--- START ---

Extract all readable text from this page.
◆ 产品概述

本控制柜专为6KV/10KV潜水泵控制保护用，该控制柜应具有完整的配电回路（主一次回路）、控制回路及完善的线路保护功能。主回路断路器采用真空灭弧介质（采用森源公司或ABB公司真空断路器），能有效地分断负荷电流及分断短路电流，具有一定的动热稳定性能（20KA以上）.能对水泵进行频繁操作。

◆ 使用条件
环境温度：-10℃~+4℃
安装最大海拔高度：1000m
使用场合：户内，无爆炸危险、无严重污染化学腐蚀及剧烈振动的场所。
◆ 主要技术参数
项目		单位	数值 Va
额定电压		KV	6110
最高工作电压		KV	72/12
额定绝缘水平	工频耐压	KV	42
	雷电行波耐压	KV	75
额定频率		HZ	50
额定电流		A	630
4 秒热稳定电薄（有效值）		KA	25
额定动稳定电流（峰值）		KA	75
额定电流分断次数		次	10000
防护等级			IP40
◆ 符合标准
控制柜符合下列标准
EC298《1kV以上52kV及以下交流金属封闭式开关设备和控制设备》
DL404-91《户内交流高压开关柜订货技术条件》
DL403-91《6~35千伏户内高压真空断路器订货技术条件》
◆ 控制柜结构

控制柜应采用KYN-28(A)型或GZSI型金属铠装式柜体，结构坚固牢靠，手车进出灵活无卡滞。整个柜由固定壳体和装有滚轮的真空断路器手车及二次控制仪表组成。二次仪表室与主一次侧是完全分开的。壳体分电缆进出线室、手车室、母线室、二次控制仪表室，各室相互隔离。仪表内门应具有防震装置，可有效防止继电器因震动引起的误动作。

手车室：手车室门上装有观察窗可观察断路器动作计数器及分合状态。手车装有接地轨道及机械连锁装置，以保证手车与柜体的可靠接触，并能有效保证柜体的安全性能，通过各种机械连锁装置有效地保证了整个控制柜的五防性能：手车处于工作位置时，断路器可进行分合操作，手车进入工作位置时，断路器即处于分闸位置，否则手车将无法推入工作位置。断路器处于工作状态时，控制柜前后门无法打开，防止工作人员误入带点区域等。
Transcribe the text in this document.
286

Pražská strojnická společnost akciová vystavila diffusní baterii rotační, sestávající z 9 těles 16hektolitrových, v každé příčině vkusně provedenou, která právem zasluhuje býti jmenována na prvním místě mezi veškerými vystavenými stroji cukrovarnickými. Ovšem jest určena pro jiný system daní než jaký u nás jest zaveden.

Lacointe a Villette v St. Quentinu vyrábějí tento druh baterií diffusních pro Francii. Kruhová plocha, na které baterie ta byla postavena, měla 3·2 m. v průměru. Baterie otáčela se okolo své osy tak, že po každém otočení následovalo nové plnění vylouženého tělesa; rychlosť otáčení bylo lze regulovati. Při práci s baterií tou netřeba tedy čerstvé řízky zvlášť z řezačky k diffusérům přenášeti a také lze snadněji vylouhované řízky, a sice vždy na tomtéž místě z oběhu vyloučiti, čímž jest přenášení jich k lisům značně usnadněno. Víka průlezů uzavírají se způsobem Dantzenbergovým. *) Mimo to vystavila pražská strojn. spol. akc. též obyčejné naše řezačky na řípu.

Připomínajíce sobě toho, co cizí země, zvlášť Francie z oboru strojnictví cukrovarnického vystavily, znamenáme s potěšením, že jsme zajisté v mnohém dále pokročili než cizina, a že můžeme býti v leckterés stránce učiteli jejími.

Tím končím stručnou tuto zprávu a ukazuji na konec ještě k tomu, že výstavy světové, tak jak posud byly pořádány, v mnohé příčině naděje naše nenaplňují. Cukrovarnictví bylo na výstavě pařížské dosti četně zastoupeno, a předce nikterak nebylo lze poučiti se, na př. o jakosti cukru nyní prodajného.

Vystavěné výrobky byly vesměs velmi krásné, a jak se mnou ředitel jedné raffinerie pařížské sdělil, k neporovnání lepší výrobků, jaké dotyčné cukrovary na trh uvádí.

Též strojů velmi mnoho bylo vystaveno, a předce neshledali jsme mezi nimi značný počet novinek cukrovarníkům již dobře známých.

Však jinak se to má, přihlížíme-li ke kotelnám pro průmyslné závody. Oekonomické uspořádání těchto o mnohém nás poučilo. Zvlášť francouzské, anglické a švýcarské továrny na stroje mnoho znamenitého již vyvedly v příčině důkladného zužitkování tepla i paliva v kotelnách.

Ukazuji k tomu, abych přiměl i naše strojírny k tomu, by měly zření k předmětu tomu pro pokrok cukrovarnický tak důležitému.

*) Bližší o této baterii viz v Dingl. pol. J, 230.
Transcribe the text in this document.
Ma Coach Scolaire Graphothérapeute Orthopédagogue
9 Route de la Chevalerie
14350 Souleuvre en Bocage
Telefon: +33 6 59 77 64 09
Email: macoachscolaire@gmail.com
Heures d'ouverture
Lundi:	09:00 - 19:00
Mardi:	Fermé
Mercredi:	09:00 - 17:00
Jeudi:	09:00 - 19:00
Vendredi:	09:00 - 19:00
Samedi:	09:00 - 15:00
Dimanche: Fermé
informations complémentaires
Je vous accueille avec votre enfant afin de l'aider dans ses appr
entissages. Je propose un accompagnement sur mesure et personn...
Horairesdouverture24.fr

--- END ---

** THE REQUEST **
Output the lines above verbatim and in full.

** OUTPUT BELOW **
Extract all readable text from this page.
◆ 产品概述

本控制柜专为6KV/10KV潜水泵控制保护用，该控制柜应具有完整的配电回路（主一次回路）、控制回路及完善的线路保护功能。主回路断路器采用真空灭弧介质（采用森源公司或ABB公司真空断路器），能有效地分断负荷电流及分断短路电流，具有一定的动热稳定性能（20KA以上）.能对水泵进行频繁操作。

◆ 使用条件
环境温度：-10℃~+4℃
安装最大海拔高度：1000m
使用场合：户内，无爆炸危险、无严重污染化学腐蚀及剧烈振动的场所。
◆ 主要技术参数
项目		单位	数值 Va
额定电压		KV	6110
最高工作电压		KV	72/12
额定绝缘水平	工频耐压	KV	42
	雷电行波耐压	KV	75
额定频率		HZ	50
额定电流		A	630
4 秒热稳定电薄（有效值）		KA	25
额定动稳定电流（峰值）		KA	75
额定电流分断次数		次	10000
防护等级			IP40
◆ 符合标准
控制柜符合下列标准
EC298《1kV以上52kV及以下交流金属封闭式开关设备和控制设备》
DL404-91《户内交流高压开关柜订货技术条件》
DL403-91《6~35千伏户内高压真空断路器订货技术条件》
◆ 控制柜结构

控制柜应采用KYN-28(A)型或GZSI型金属铠装式柜体，结构坚固牢靠，手车进出灵活无卡滞。整个柜由固定壳体和装有滚轮的真空断路器手车及二次控制仪表组成。二次仪表室与主一次侧是完全分开的。壳体分电缆进出线室、手车室、母线室、二次控制仪表室，各室相互隔离。仪表内门应具有防震装置，可有效防止继电器因震动引起的误动作。

手车室：手车室门上装有观察窗可观察断路器动作计数器及分合状态。手车装有接地轨道及机械连锁装置，以保证手车与柜体的可靠接触，并能有效保证柜体的安全性能，通过各种机械连锁装置有效地保证了整个控制柜的五防性能：手车处于工作位置时，断路器可进行分合操作，手车进入工作位置时，断路器即处于分闸位置，否则手车将无法推入工作位置。断路器处于工作状态时，控制柜前后门无法打开，防止工作人员误入带点区域等。
Transcribe the text in this document.
286

Pražská strojnická společnost akciová vystavila diffusní baterii rotační, sestávající z 9 těles 16hektolitrových, v každé příčině vkusně provedenou, která právem zasluhuje býti jmenována na prvním místě mezi veškerými vystavenými stroji cukrovarnickými. Ovšem jest určena pro jiný system daní než jaký u nás jest zaveden.

Lacointe a Villette v St. Quentinu vyrábějí tento druh baterií diffusních pro Francii. Kruhová plocha, na které baterie ta byla postavena, měla 3·2 m. v průměru. Baterie otáčela se okolo své osy tak, že po každém otočení následovalo nové plnění vylouženého tělesa; rychlosť otáčení bylo lze regulovati. Při práci s baterií tou netřeba tedy čerstvé řízky zvlášť z řezačky k diffusérům přenášeti a také lze snadněji vylouhované řízky, a sice vždy na tomtéž místě z oběhu vyloučiti, čímž jest přenášení jich k lisům značně usnadněno. Víka průlezů uzavírají se způsobem Dantzenbergovým. *) Mimo to vystavila pražská strojn. spol. akc. též obyčejné naše řezačky na řípu.

Připomínajíce sobě toho, co cizí země, zvlášť Francie z oboru strojnictví cukrovarnického vystavily, znamenáme s potěšením, že jsme zajisté v mnohém dále pokročili než cizina, a že můžeme býti v leckterés stránce učiteli jejími.

Tím končím stručnou tuto zprávu a ukazuji na konec ještě k tomu, že výstavy světové, tak jak posud byly pořádány, v mnohé příčině naděje naše nenaplňují. Cukrovarnictví bylo na výstavě pařížské dosti četně zastoupeno, a předce nikterak nebylo lze poučiti se, na př. o jakosti cukru nyní prodajného.

Vystavěné výrobky byly vesměs velmi krásné, a jak se mnou ředitel jedné raffinerie pařížské sdělil, k neporovnání lepší výrobků, jaké dotyčné cukrovary na trh uvádí.

Též strojů velmi mnoho bylo vystaveno, a předce neshledali jsme mezi nimi značný počet novinek cukrovarníkům již dobře známých.

Však jinak se to má, přihlížíme-li ke kotelnám pro průmyslné závody. Oekonomické uspořádání těchto o mnohém nás poučilo. Zvlášť francouzské, anglické a švýcarské továrny na stroje mnoho znamenitého již vyvedly v příčině důkladného zužitkování tepla i paliva v kotelnách.

Ukazuji k tomu, abych přiměl i naše strojírny k tomu, by měly zření k předmětu tomu pro pokrok cukrovarnický tak důležitému.

*) Bližší o této baterii viz v Dingl. pol. J, 230.
Transcribe the text in this document.
Ma Coach Scolaire Graphothérapeute Orthopédagogue
9 Route de la Chevalerie
14350 Souleuvre en Bocage
Telefon: +33 6 59 77 64 09
Email: macoachscolaire@gmail.com
Heures d'ouverture
Lundi:	09:00 - 19:00
Mardi:	Fermé
Mercredi:	09:00 - 17:00
Jeudi:	09:00 - 19:00
Vendredi:	09:00 - 19:00
Samedi:	09:00 - 15:00
Dimanche: Fermé
informations complémentaires
Je vous accueille avec votre enfant afin de l'aider dans ses appr
entissages. Je propose un accompagnement sur mesure et personn...
Horairesdouverture24.fr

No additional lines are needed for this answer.